The request —
Reproduce every line of the material below without any changes, leaving out the pictures.
----- Extracted entries
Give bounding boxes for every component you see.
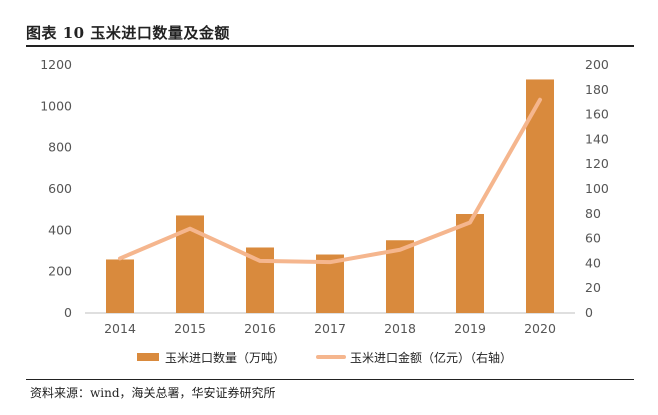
source-rule <box>26 379 634 380</box>
right-tick-label: 20 <box>585 280 601 295</box>
legend-bar-label: 玉米进口数量（万吨） <box>165 350 285 365</box>
bar-2014 <box>106 259 134 313</box>
x-axis-ticks: 2014 2015 2016 2017 2018 2019 2020 <box>104 321 556 336</box>
bar-2019 <box>456 214 484 313</box>
right-tick-label: 40 <box>585 255 601 270</box>
legend-line-label: 玉米进口金额（亿元）（右轴） <box>350 350 512 365</box>
right-tick-label: 180 <box>585 82 609 97</box>
title-rule <box>26 45 634 47</box>
chart-title: 图表 10 玉米进口数量及金额 <box>26 24 230 42</box>
legend-bar-swatch <box>137 353 159 361</box>
right-tick-label: 100 <box>585 181 609 196</box>
right-tick-label: 120 <box>585 156 609 171</box>
bar-series <box>106 79 554 313</box>
amount-line <box>118 97 542 265</box>
left-axis-ticks: 0 200 400 600 800 1000 1200 <box>40 57 72 320</box>
left-tick-label: 200 <box>48 264 72 279</box>
x-tick-label: 2019 <box>454 321 486 336</box>
right-tick-label: 0 <box>585 305 593 320</box>
left-tick-label: 800 <box>48 140 72 155</box>
left-tick-label: 1200 <box>40 57 72 72</box>
right-axis-ticks: 0 20 40 60 80 100 120 140 160 180 200 <box>585 57 609 320</box>
left-tick-label: 0 <box>64 305 72 320</box>
right-tick-label: 160 <box>585 107 609 122</box>
left-tick-label: 1000 <box>40 98 72 113</box>
right-tick-label: 80 <box>585 206 601 221</box>
legend: 玉米进口数量（万吨） 玉米进口金额（亿元）（右轴） <box>137 350 512 365</box>
x-tick-label: 2020 <box>524 321 556 336</box>
bar-2017 <box>316 254 344 313</box>
x-tick-label: 2016 <box>244 321 276 336</box>
x-tick-label: 2018 <box>384 321 416 336</box>
x-tick-label: 2015 <box>174 321 206 336</box>
right-tick-label: 140 <box>585 131 609 146</box>
left-tick-label: 600 <box>48 181 72 196</box>
x-tick-label: 2017 <box>314 321 346 336</box>
left-tick-label: 400 <box>48 222 72 237</box>
x-tick-label: 2014 <box>104 321 136 336</box>
right-tick-label: 200 <box>585 57 609 72</box>
source-note: 资料来源：wind，海关总署，华安证券研究所 <box>30 386 276 400</box>
right-tick-label: 60 <box>585 231 601 246</box>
----------
Output of the task —
Give bounding boxes for every component you see.
source-rule <box>26 379 634 380</box>
right-tick-label: 20 <box>585 280 601 295</box>
legend-bar-label: 玉米进口数量（万吨） <box>165 350 285 365</box>
bar-2014 <box>106 259 134 313</box>
x-axis-ticks: 2014 2015 2016 2017 2018 2019 2020 <box>104 321 556 336</box>
bar-2019 <box>456 214 484 313</box>
right-tick-label: 40 <box>585 255 601 270</box>
legend-line-label: 玉米进口金额（亿元）（右轴） <box>350 350 512 365</box>
right-tick-label: 180 <box>585 82 609 97</box>
title-rule <box>26 45 634 47</box>
chart-title: 图表 10 玉米进口数量及金额 <box>26 24 230 42</box>
legend-bar-swatch <box>137 353 159 361</box>
right-tick-label: 100 <box>585 181 609 196</box>
right-tick-label: 120 <box>585 156 609 171</box>
bar-series <box>106 79 554 313</box>
amount-line <box>118 97 542 265</box>
left-axis-ticks: 0 200 400 600 800 1000 1200 <box>40 57 72 320</box>
left-tick-label: 200 <box>48 264 72 279</box>
x-tick-label: 2019 <box>454 321 486 336</box>
right-tick-label: 0 <box>585 305 593 320</box>
left-tick-label: 800 <box>48 140 72 155</box>
left-tick-label: 1200 <box>40 57 72 72</box>
right-axis-ticks: 0 20 40 60 80 100 120 140 160 180 200 <box>585 57 609 320</box>
left-tick-label: 0 <box>64 305 72 320</box>
right-tick-label: 160 <box>585 107 609 122</box>
left-tick-label: 1000 <box>40 98 72 113</box>
right-tick-label: 80 <box>585 206 601 221</box>
legend: 玉米进口数量（万吨） 玉米进口金额（亿元）（右轴） <box>137 350 512 365</box>
x-tick-label: 2020 <box>524 321 556 336</box>
bar-2017 <box>316 254 344 313</box>
x-tick-label: 2016 <box>244 321 276 336</box>
x-tick-label: 2018 <box>384 321 416 336</box>
x-tick-label: 2015 <box>174 321 206 336</box>
right-tick-label: 140 <box>585 131 609 146</box>
left-tick-label: 600 <box>48 181 72 196</box>
x-tick-label: 2017 <box>314 321 346 336</box>
left-tick-label: 400 <box>48 222 72 237</box>
x-tick-label: 2014 <box>104 321 136 336</box>
right-tick-label: 200 <box>585 57 609 72</box>
source-note: 资料来源：wind，海关总署，华安证券研究所 <box>30 386 276 400</box>
right-tick-label: 60 <box>585 231 601 246</box>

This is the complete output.